Express every line of the records below as a Markdown table with the columns "Row" and "Line", giving each line a row number and omitting blank lines.

[Dataset records]
┄┄┄┄┄┄

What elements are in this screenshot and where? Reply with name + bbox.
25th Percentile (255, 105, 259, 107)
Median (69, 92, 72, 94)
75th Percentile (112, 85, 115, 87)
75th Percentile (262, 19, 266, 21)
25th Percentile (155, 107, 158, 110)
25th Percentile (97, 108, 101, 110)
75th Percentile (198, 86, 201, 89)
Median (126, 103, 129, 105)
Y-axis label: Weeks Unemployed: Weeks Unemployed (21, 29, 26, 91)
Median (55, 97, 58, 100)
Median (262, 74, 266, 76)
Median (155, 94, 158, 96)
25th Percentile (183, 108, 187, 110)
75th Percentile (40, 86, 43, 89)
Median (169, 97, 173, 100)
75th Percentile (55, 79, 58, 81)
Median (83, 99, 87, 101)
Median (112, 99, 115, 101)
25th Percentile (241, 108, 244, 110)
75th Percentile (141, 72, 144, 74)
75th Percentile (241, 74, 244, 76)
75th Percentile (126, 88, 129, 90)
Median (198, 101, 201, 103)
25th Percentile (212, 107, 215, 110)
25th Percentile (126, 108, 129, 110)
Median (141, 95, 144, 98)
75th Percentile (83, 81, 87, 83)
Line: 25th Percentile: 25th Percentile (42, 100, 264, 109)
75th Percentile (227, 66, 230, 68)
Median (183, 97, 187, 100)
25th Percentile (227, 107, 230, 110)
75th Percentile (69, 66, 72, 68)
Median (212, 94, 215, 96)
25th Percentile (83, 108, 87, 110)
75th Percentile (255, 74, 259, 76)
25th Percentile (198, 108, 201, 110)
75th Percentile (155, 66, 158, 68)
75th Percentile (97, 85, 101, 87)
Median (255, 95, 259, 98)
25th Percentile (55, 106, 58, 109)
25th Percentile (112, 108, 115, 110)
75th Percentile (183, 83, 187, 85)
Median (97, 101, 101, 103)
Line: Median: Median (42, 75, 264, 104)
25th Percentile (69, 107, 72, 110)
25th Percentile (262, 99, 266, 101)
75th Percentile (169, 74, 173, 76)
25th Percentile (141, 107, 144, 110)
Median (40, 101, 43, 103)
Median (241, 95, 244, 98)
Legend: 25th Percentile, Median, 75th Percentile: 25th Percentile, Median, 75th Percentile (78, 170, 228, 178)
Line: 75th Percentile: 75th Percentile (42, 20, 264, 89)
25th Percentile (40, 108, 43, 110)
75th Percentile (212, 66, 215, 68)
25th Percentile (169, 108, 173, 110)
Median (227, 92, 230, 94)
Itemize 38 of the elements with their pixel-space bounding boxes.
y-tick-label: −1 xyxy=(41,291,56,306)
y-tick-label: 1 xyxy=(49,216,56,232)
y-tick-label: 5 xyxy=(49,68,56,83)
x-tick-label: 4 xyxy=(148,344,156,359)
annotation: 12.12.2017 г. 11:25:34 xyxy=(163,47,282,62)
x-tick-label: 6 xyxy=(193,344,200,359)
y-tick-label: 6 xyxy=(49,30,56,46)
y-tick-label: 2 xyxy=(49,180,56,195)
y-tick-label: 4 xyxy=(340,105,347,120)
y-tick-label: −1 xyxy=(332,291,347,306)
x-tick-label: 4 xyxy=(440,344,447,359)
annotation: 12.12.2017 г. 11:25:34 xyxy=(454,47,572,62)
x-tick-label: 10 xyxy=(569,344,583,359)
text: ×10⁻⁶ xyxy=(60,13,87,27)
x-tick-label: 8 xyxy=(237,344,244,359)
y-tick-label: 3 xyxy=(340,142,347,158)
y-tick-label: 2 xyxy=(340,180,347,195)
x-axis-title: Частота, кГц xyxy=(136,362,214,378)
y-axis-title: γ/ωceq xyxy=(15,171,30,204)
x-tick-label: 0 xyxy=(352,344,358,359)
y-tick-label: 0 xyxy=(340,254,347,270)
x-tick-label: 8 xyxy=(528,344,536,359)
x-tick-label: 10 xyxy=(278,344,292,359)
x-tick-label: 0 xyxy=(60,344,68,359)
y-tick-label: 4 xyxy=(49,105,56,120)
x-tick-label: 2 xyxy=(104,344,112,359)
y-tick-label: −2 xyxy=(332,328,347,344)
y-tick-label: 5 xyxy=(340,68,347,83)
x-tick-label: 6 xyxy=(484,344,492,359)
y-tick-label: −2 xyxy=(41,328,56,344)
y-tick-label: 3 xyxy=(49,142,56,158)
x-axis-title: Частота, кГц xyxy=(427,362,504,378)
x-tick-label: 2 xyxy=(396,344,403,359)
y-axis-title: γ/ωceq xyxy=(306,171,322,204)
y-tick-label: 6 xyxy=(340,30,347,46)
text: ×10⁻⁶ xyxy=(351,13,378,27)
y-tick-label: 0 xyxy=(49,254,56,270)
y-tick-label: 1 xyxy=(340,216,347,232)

┄┄┄┄┄┄

* [Reply]:
| Row | Line |
|---|---|
| 1 | What elements are in this screenshot and where? Reply with name + bbox. |
| 2 | 25th Percentile (255, 105, 259, 107) |
| 3 | Median (69, 92, 72, 94) |
| 4 | 75th Percentile (112, 85, 115, 87) |
| 5 | 75th Percentile (262, 19, 266, 21) |
| 6 | 25th Percentile (155, 107, 158, 110) |
| 7 | 25th Percentile (97, 108, 101, 110) |
| 8 | 75th Percentile (198, 86, 201, 89) |
| 9 | Median (126, 103, 129, 105) |
| 10 | Y-axis label: Weeks Unemployed: Weeks Unemployed (21, 29, 26, 91) |
| 11 | Median (55, 97, 58, 100) |
| 12 | Median (262, 74, 266, 76) |
| 13 | Median (155, 94, 158, 96) |
| 14 | 25th Percentile (183, 108, 187, 110) |
| 15 | 75th Percentile (40, 86, 43, 89) |
| 16 | Median (169, 97, 173, 100) |
| 17 | 75th Percentile (55, 79, 58, 81) |
| 18 | Median (83, 99, 87, 101) |
| 19 | Median (112, 99, 115, 101) |
| 20 | 25th Percentile (241, 108, 244, 110) |
| 21 | 75th Percentile (141, 72, 144, 74) |
| 22 | 75th Percentile (241, 74, 244, 76) |
| 23 | 75th Percentile (126, 88, 129, 90) |
| 24 | Median (198, 101, 201, 103) |
| 25 | 25th Percentile (212, 107, 215, 110) |
| 26 | 25th Percentile (126, 108, 129, 110) |
| 27 | Median (141, 95, 144, 98) |
| 28 | 75th Percentile (83, 81, 87, 83) |
| 29 | Line: 25th Percentile: 25th Percentile (42, 100, 264, 109) |
| 30 | 75th Percentile (227, 66, 230, 68) |
| 31 | Median (183, 97, 187, 100) |
| 32 | 25th Percentile (227, 107, 230, 110) |
| 33 | 75th Percentile (69, 66, 72, 68) |
| 34 | Median (212, 94, 215, 96) |
| 35 | 25th Percentile (83, 108, 87, 110) |
| 36 | 75th Percentile (255, 74, 259, 76) |
| 37 | 25th Percentile (198, 108, 201, 110) |
| 38 | 75th Percentile (155, 66, 158, 68) |
| 39 | 75th Percentile (97, 85, 101, 87) |
| 40 | Median (255, 95, 259, 98) |
| 41 | 25th Percentile (55, 106, 58, 109) |
| 42 | 25th Percentile (112, 108, 115, 110) |
| 43 | 75th Percentile (183, 83, 187, 85) |
| 44 | Median (97, 101, 101, 103) |
| 45 | Line: Median: Median (42, 75, 264, 104) |
| 46 | 25th Percentile (69, 107, 72, 110) |
| 47 | 25th Percentile (262, 99, 266, 101) |
| 48 | 75th Percentile (169, 74, 173, 76) |
| 49 | 25th Percentile (141, 107, 144, 110) |
| 50 | Median (40, 101, 43, 103) |
| 51 | Median (241, 95, 244, 98) |
| 52 | Legend: 25th Percentile, Median, 75th Percentile: 25th Percentile, Median, 75th Percentile (78, 170, 228, 178) |
| 53 | Line: 75th Percentile: 75th Percentile (42, 20, 264, 89) |
| 54 | 25th Percentile (40, 108, 43, 110) |
| 55 | 75th Percentile (212, 66, 215, 68) |
| 56 | 25th Percentile (169, 108, 173, 110) |
| 57 | Median (227, 92, 230, 94) |
| 58 | Itemize 38 of the elements with their pixel-space bounding boxes. |
| 59 | y-tick-label: −1 xyxy=(41,291,56,306) |
| 60 | y-tick-label: 1 xyxy=(49,216,56,232) |
| 61 | y-tick-label: 5 xyxy=(49,68,56,83) |
| 62 | x-tick-label: 4 xyxy=(148,344,156,359) |
| 63 | annotation: 12.12.2017 г. 11:25:34 xyxy=(163,47,282,62) |
| 64 | x-tick-label: 6 xyxy=(193,344,200,359) |
| 65 | y-tick-label: 6 xyxy=(49,30,56,46) |
| 66 | y-tick-label: 2 xyxy=(49,180,56,195) |
| 67 | y-tick-label: 4 xyxy=(340,105,347,120) |
| 68 | y-tick-label: −1 xyxy=(332,291,347,306) |
| 69 | x-tick-label: 4 xyxy=(440,344,447,359) |
| 70 | annotation: 12.12.2017 г. 11:25:34 xyxy=(454,47,572,62) |
| 71 | x-tick-label: 10 xyxy=(569,344,583,359) |
| 72 | text: ×10⁻⁶ xyxy=(60,13,87,27) |
| 73 | x-tick-label: 8 xyxy=(237,344,244,359) |
| 74 | y-tick-label: 3 xyxy=(340,142,347,158) |
| 75 | y-tick-label: 2 xyxy=(340,180,347,195) |
| 76 | x-axis-title: Частота, кГц xyxy=(136,362,214,378) |
| 77 | y-axis-title: γ/ωceq xyxy=(15,171,30,204) |
| 78 | x-tick-label: 0 xyxy=(352,344,358,359) |
| 79 | y-tick-label: 0 xyxy=(340,254,347,270) |
| 80 | x-tick-label: 8 xyxy=(528,344,536,359) |
| 81 | x-tick-label: 10 xyxy=(278,344,292,359) |
| 82 | x-tick-label: 0 xyxy=(60,344,68,359) |
| 83 | y-tick-label: 4 xyxy=(49,105,56,120) |
| 84 | x-tick-label: 2 xyxy=(104,344,112,359) |
| 85 | y-tick-label: −2 xyxy=(332,328,347,344) |
| 86 | y-tick-label: 5 xyxy=(340,68,347,83) |
| 87 | x-tick-label: 6 xyxy=(484,344,492,359) |
| 88 | y-tick-label: −2 xyxy=(41,328,56,344) |
| 89 | y-tick-label: 3 xyxy=(49,142,56,158) |
| 90 | x-axis-title: Частота, кГц xyxy=(427,362,504,378) |
| 91 | x-tick-label: 2 xyxy=(396,344,403,359) |
| 92 | y-axis-title: γ/ωceq xyxy=(306,171,322,204) |
| 93 | y-tick-label: 6 xyxy=(340,30,347,46) |
| 94 | text: ×10⁻⁶ xyxy=(351,13,378,27) |
| 95 | y-tick-label: 0 xyxy=(49,254,56,270) |
| 96 | y-tick-label: 1 xyxy=(340,216,347,232) |